Exercise brief:
From the records below, pull out the lines starting at the one that contains "battery-icon (438, 6, 448, 24)" and ending with the one that contains "notification-app-icon: A (69, 10, 82, 23)", and copy them word for word.

Entries:

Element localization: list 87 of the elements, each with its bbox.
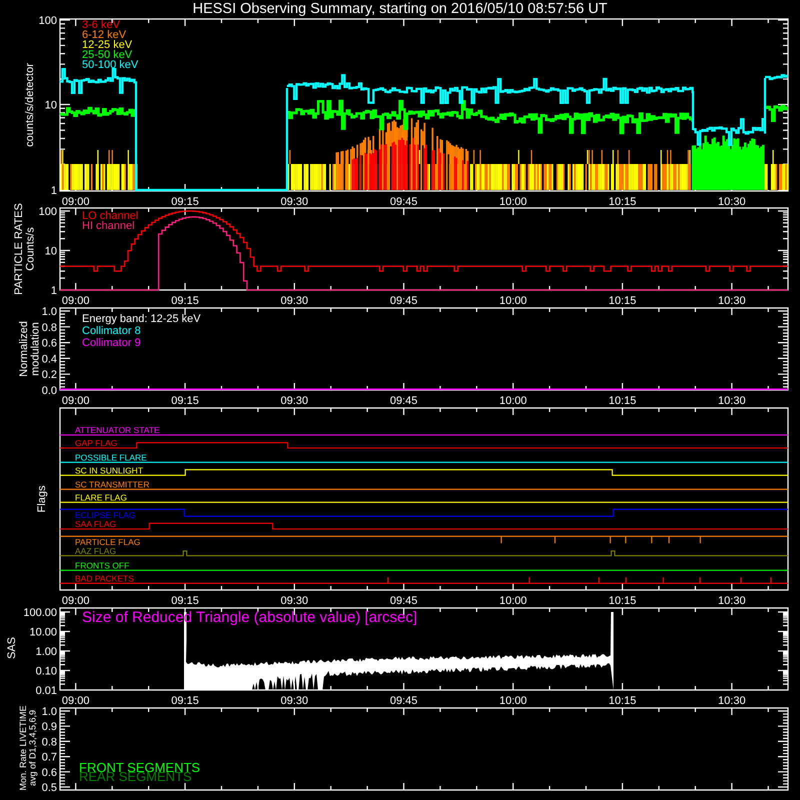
axis-tick-label: 1.0 [42,706,57,718]
time-axis-label: 10:00 [499,395,527,407]
legend-label: Energy band: 12-25 keV [82,313,201,325]
axis-tick-label: 0.6 [42,766,57,779]
legend-label: HI channel [82,220,135,232]
time-axis-label: 09:15 [171,395,199,407]
time-axis-label: 09:45 [390,395,418,407]
flag-label: SAA FLAG [75,519,116,530]
legend-label: 3-6 keV [82,19,120,31]
time-axis-label: 10:15 [608,395,636,407]
flag-label: ECLIPSE FLAG [75,510,136,520]
axis-tick-label: 0.8 [42,322,57,334]
chart-title: HESSI Observing Summary, starting on 2016/05/10 08:57:56 UT [192,1,608,18]
time-axis-label: 10:15 [608,295,636,307]
legend-label: LO channel [82,210,138,222]
axis-title: SAS [6,637,18,659]
legend-label: 12-25 keV [82,39,132,51]
axis-tick-label: 0.01 [36,685,57,697]
time-axis-label: 10:15 [608,196,636,208]
time-axis-label: 10:30 [718,695,746,707]
axis-tick-label: 1 [50,185,57,197]
time-axis-label: 09:15 [171,595,199,607]
time-axis-label: 09:00 [62,395,90,407]
axis-tick-label: 10 [44,246,57,258]
time-axis-label: 09:15 [171,295,199,307]
time-axis-label: 10:30 [718,595,746,607]
time-axis-label: 09:45 [390,295,418,307]
axis-tick-label: 10 [44,100,57,112]
flag-label: SC TRANSMITTER [75,480,150,490]
legend-label: Collimator 9 [82,337,141,349]
axis-title: Mon. Rate LIVETIME avg of D1,3,4,5,6,9 [18,705,38,791]
axis-tick-label: 100.00 [23,607,57,619]
time-axis-label: 09:45 [390,196,418,208]
flag-label: BAD PACKETS [75,574,134,584]
time-axis-label: 09:30 [280,295,308,307]
time-axis-label: 10:00 [499,295,527,307]
axis-title: Normalized modulation [18,321,42,377]
axis-tick-label: 0.9 [42,721,57,734]
axis-tick-label: 1.00 [36,646,57,658]
time-axis-label: 09:15 [171,196,199,208]
time-axis-label: 09:00 [62,295,90,307]
axis-tick-label: 1 [50,285,57,297]
axis-tick-label: 0.7 [42,752,57,764]
axis-tick-label: 0.2 [42,369,57,382]
axis-tick-label: 1.0 [42,306,57,318]
flag-label: PARTICLE FLAG [75,537,140,547]
time-axis-label: 09:00 [62,595,90,607]
axis-tick-label: 100 [38,206,57,218]
time-axis-label: 10:30 [718,295,746,307]
legend-label: Collimator 8 [82,325,141,337]
time-axis-label: 09:30 [280,595,308,607]
axis-tick-label: 0.0 [42,385,57,397]
time-axis-label: 09:15 [171,695,199,707]
flag-label: AAZ FLAG [75,546,116,556]
time-axis-label: 09:30 [280,395,308,407]
time-axis-label: 09:30 [280,196,308,208]
flag-label: FRONTS OFF [75,560,130,570]
legend-label: 25-50 keV [82,49,132,61]
time-axis-label: 09:30 [280,695,308,707]
time-axis-label: 10:00 [499,196,527,208]
axis-title: PARTICLE RATES Counts/s [13,203,37,295]
axis-tick-label: 0.8 [42,736,57,748]
flag-label: FLARE FLAG [75,492,127,502]
axis-tick-label: 0.6 [42,338,57,350]
axis-tick-label: 100 [38,15,57,27]
axis-tick-label: 0.10 [36,666,57,678]
time-axis-label: 10:00 [499,695,527,707]
time-axis-label: 10:15 [608,695,636,707]
flag-label: ATTENUATOR STATE [75,425,160,436]
flag-label: GAP FLAG [75,438,118,448]
time-axis-label: 10:15 [608,595,636,607]
flag-label: SC IN SUNLIGHT [75,466,144,476]
axis-title: Flags [36,486,48,512]
time-axis-label: 09:00 [62,196,90,208]
time-axis-label: 10:30 [718,395,746,407]
time-axis-label: 10:30 [718,196,746,208]
time-axis-label: 09:00 [62,695,90,707]
legend-label: 6-12 keV [82,29,126,41]
axis-tick-label: 10.00 [29,626,57,638]
axis-title: counts/s/detector [24,63,36,147]
time-axis-label: 09:45 [390,695,418,707]
axis-tick-label: 0.4 [42,353,57,366]
axis-tick-label: 0.5 [42,782,57,794]
time-axis-label: 10:00 [499,595,527,607]
legend-label: 50-100 keV [82,59,138,71]
time-axis-label: 09:45 [390,595,418,607]
flag-label: POSSIBLE FLARE [75,452,147,462]
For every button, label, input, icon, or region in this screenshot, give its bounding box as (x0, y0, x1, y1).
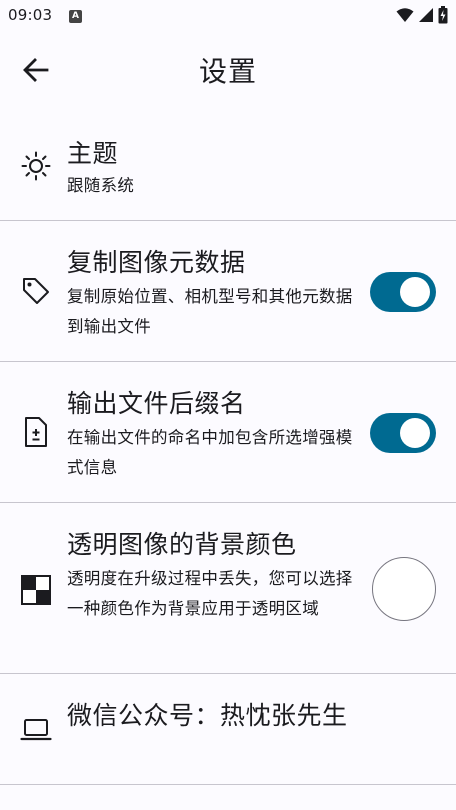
battery-icon (438, 6, 448, 24)
setting-desc-transparent-bg: 透明度在升级过程中丢失，您可以选择一种颜色作为背景应用于透明区域 (67, 569, 353, 618)
setting-transparent-bg-color[interactable]: 透明图像的背景颜色 透明度在升级过程中丢失，您可以选择一种颜色作为背景应用于透明… (0, 503, 456, 673)
setting-title-wechat: 微信公众号：热忱张先生 (67, 701, 348, 730)
notification-app-icon: A (69, 10, 82, 23)
setting-desc-copy-metadata: 复制原始位置、相机型号和其他元数据到输出文件 (67, 287, 353, 336)
setting-title-output-suffix: 输出文件后缀名 (67, 389, 246, 418)
setting-title-copy-metadata: 复制图像元数据 (67, 248, 246, 277)
app-bar: 设置 (0, 32, 456, 108)
setting-title-transparent-bg: 透明图像的背景颜色 (67, 530, 297, 559)
divider (0, 784, 456, 785)
status-time: 09:03 (8, 6, 53, 24)
setting-wechat-account[interactable]: 微信公众号：热忱张先生 (0, 674, 456, 784)
status-bar: 09:03 A (0, 0, 456, 32)
setting-title-theme: 主题 (67, 139, 119, 168)
laptop-icon (18, 712, 54, 748)
status-icons (396, 6, 448, 24)
setting-desc-output-suffix: 在输出文件的命名中加包含所选增强模式信息 (67, 428, 353, 477)
wifi-icon (396, 8, 414, 22)
bg-color-picker[interactable] (372, 557, 436, 621)
file-plus-minus-icon (18, 414, 54, 450)
toggle-thumb (400, 418, 430, 448)
signal-icon (419, 8, 433, 22)
setting-desc-theme: 跟随系统 (67, 176, 135, 195)
sun-icon (18, 148, 54, 184)
setting-output-suffix[interactable]: 输出文件后缀名 在输出文件的命名中加包含所选增强模式信息 (0, 362, 456, 502)
setting-theme[interactable]: 主题 跟随系统 (0, 110, 456, 220)
output-suffix-toggle[interactable] (370, 413, 436, 453)
checkerboard-icon (18, 572, 54, 608)
toggle-thumb (400, 277, 430, 307)
setting-copy-metadata[interactable]: 复制图像元数据 复制原始位置、相机型号和其他元数据到输出文件 (0, 221, 456, 361)
page-title: 设置 (198, 55, 257, 88)
copy-metadata-toggle[interactable] (370, 272, 436, 312)
tag-icon (18, 273, 54, 309)
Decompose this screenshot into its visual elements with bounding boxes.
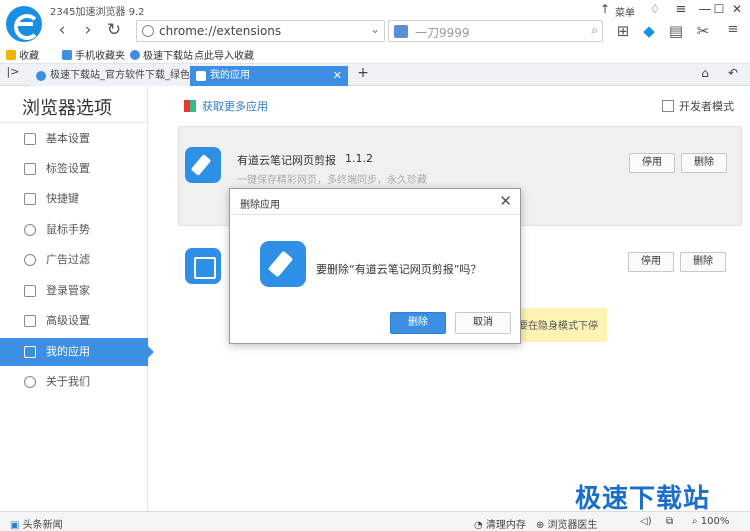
delete-app-dialog: 删除应用 ✕ 要删除“有道云笔记网页剪报”吗？ 删除 取消 (229, 188, 521, 344)
gear-icon (24, 133, 36, 145)
close-button[interactable]: ✕ (728, 2, 746, 16)
extension-name: 有道云笔记网页剪报 (237, 154, 336, 167)
back-button[interactable]: ‹ (52, 20, 72, 40)
title-bar: 2345加速浏览器 9.2 ‹ › ↻ ⌂ chrome://extension… (0, 0, 750, 44)
broom-icon: ◔ (474, 520, 486, 531)
extension-icon[interactable]: ◆ (640, 22, 658, 40)
reader-app-icon (185, 248, 221, 284)
more-icon[interactable]: ≡ (724, 22, 742, 37)
phone-icon (62, 50, 72, 60)
tab-jisu[interactable]: 极速下载站_官方软件下载_绿色 (30, 66, 190, 86)
apps-icon (196, 71, 206, 81)
search-bar[interactable]: 一刀9999 ⌕ (388, 20, 603, 42)
site-icon (36, 71, 46, 81)
close-icon[interactable]: ✕ (333, 66, 342, 85)
search-input[interactable]: 一刀9999 (415, 24, 470, 41)
confirm-delete-button[interactable]: 删除 (390, 312, 446, 334)
sidebar-title: 浏览器选项 (22, 98, 112, 119)
apps-icon[interactable]: ⊞ (614, 22, 632, 40)
chevron-down-icon[interactable]: ⌄ (370, 22, 380, 36)
home-icon[interactable]: ⌂ (696, 66, 714, 80)
sidebar-item-login[interactable]: 登录管家 (0, 277, 148, 305)
bookmarks-bar: 收藏 手机收藏夹 极速下载站 点此导入收藏 (0, 44, 750, 64)
sidebar-item-tabs[interactable]: 标签设置 (0, 155, 148, 183)
browser-doctor-button[interactable]: ⊕ 浏览器医生 (536, 516, 598, 531)
reader-icon[interactable]: ▤ (667, 22, 685, 40)
address-input[interactable]: chrome://extensions (159, 24, 281, 38)
youdao-note-icon (185, 147, 221, 183)
dialog-header: 删除应用 ✕ (230, 189, 520, 215)
tabs-icon (24, 163, 36, 175)
news-button[interactable]: ▣ 头条新闻 (10, 516, 63, 531)
mouse-icon (24, 224, 36, 236)
cancel-button[interactable]: 取消 (455, 312, 511, 334)
menu-button[interactable]: 菜单 (615, 4, 635, 19)
search-engine-icon[interactable] (394, 25, 408, 38)
options-sidebar: 浏览器选项 基本设置 标签设置 快捷键 鼠标手势 广告过滤 登录管家 高级设置 … (0, 86, 154, 511)
sidebar-item-adblock[interactable]: 广告过滤 (0, 246, 148, 274)
block-icon (24, 254, 36, 266)
dialog-title: 删除应用 (240, 200, 280, 211)
get-more-apps-link[interactable]: 获取更多应用 (184, 98, 268, 114)
bookmark-site[interactable]: 极速下载站 (130, 47, 193, 62)
bookmark-mobile[interactable]: 手机收藏夹 (62, 47, 125, 62)
disable-button-2[interactable]: 停用 (628, 252, 674, 272)
divider (0, 122, 148, 123)
sidebar-item-basic[interactable]: 基本设置 (0, 125, 148, 153)
forward-button[interactable]: › (78, 20, 98, 40)
apps-grid-icon (184, 100, 196, 112)
lock-icon (24, 285, 36, 297)
status-bar: ▣ 头条新闻 ◔ 清理内存 ⊕ 浏览器医生 ◁) ⧉ ⌕ 100% (0, 511, 750, 531)
bell-icon[interactable]: ♢ (646, 2, 664, 16)
zoom-control[interactable]: ⌕ 100% (692, 516, 729, 527)
settings-menu-icon[interactable]: ≡ (672, 2, 690, 17)
sidebar-item-shortcuts[interactable]: 快捷键 (0, 185, 148, 213)
undo-icon[interactable]: ↶ (724, 66, 742, 80)
sidebar-item-gestures[interactable]: 鼠标手势 (0, 216, 148, 244)
bookmark-import[interactable]: 点此导入收藏 (194, 47, 254, 62)
window-title: 2345加速浏览器 9.2 (50, 7, 145, 18)
sidebar-toggle-icon[interactable]: |> (4, 65, 22, 78)
tab-bar: |> 极速下载站_官方软件下载_绿色 我的应用 ✕ + ⌂ ↶ (0, 64, 750, 86)
dialog-message: 要删除“有道云笔记网页剪报”吗？ (316, 263, 482, 276)
address-bar[interactable]: chrome://extensions ⌄ (136, 20, 385, 42)
extension-version: 1.1.2 (345, 152, 373, 165)
keyboard-icon (24, 193, 36, 205)
cut-icon[interactable]: ✂ (694, 22, 712, 40)
sidebar-item-about[interactable]: 关于我们 (0, 368, 148, 396)
site-icon (130, 50, 140, 60)
developer-mode-toggle[interactable]: 开发者模式 (662, 98, 734, 114)
watermark-logo: 极速下载站 (575, 484, 711, 514)
delete-button[interactable]: 删除 (681, 153, 727, 173)
search-icon[interactable]: ⌕ (591, 23, 598, 38)
delete-button-2[interactable]: 删除 (680, 252, 726, 272)
developer-mode-checkbox[interactable] (662, 100, 674, 112)
bookmark-favorites[interactable]: 收藏 (6, 47, 39, 62)
sidebar-item-advanced[interactable]: 高级设置 (0, 307, 148, 335)
tab-my-apps[interactable]: 我的应用 ✕ (190, 66, 348, 86)
browser-logo-icon (6, 6, 42, 42)
secure-icon (142, 25, 154, 37)
clean-memory-button[interactable]: ◔ 清理内存 (474, 516, 526, 531)
apps-icon (24, 346, 36, 358)
sidebar-item-my-apps[interactable]: 我的应用 (0, 338, 154, 366)
arrow-up-icon[interactable]: ↑ (596, 2, 614, 16)
youdao-note-icon (260, 241, 306, 287)
screenshot-icon[interactable]: ⧉ (666, 516, 673, 527)
volume-icon[interactable]: ◁) (640, 516, 652, 527)
news-icon: ▣ (10, 520, 23, 531)
disable-button[interactable]: 停用 (629, 153, 675, 173)
close-icon[interactable]: ✕ (499, 192, 512, 210)
extension-description: 一键保存精彩网页，多终端同步，永久珍藏 (237, 175, 427, 186)
incognito-note: 要在隐身模式下停 (512, 308, 607, 342)
new-tab-button[interactable]: + (354, 65, 372, 81)
info-icon (24, 376, 36, 388)
doctor-icon: ⊕ (536, 520, 548, 531)
wrench-icon (24, 315, 36, 327)
zoom-icon: ⌕ (692, 516, 701, 527)
maximize-button[interactable]: ☐ (710, 2, 728, 16)
refresh-button[interactable]: ↻ (104, 20, 124, 40)
star-icon (6, 50, 16, 60)
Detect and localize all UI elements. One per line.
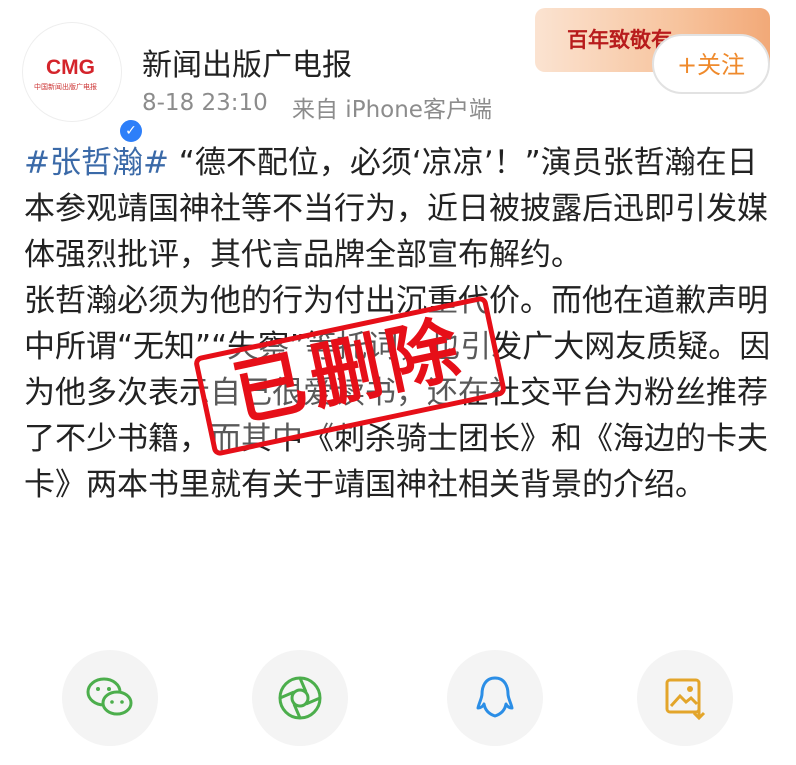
post-timestamp: 8-18 23:10 [142, 90, 268, 116]
share-bar [0, 640, 796, 765]
qq-icon [476, 676, 514, 718]
save-image-icon [665, 678, 706, 721]
wechat-icon [86, 677, 133, 716]
post-paragraph-1: #张哲瀚# “德不配位，必须‘凉凉’！”演员张哲瀚在日本参观靖国神社等不当行为，… [24, 140, 774, 278]
moments-icon [278, 676, 322, 720]
hashtag-link[interactable]: #张哲瀚# [24, 145, 169, 181]
follow-button[interactable]: +关注 [652, 34, 770, 94]
avatar[interactable]: CMG 中国新闻出版广电报 ✓ [22, 22, 144, 144]
share-qq-button[interactable] [447, 650, 543, 746]
share-wechat-button[interactable] [62, 650, 158, 746]
post-source: 来自 iPhone客户端 [292, 97, 492, 123]
avatar-subtitle: 中国新闻出版广电报 [34, 83, 97, 91]
share-moments-button[interactable] [252, 650, 348, 746]
post-header: CMG 中国新闻出版广电报 ✓ 新闻出版广电报 8-18 23:10 来自 iP… [0, 0, 796, 144]
cmg-logo: CMG [46, 56, 95, 79]
account-name[interactable]: 新闻出版广电报 [142, 40, 352, 84]
save-image-button[interactable] [637, 650, 733, 746]
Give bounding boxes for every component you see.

Written response:
battery-icon (438, 6, 448, 24)
setting-desc-transparent-bg: 透明度在升级过程中丢失，您可以选择一种颜色作为背景应用于透明区域 (67, 569, 353, 618)
setting-transparent-bg-color[interactable]: 透明图像的背景颜色 透明度在升级过程中丢失，您可以选择一种颜色作为背景应用于透明… (0, 503, 456, 673)
setting-title-wechat: 微信公众号：热忱张先生 (67, 701, 348, 730)
notification-app-icon: A (69, 10, 82, 23)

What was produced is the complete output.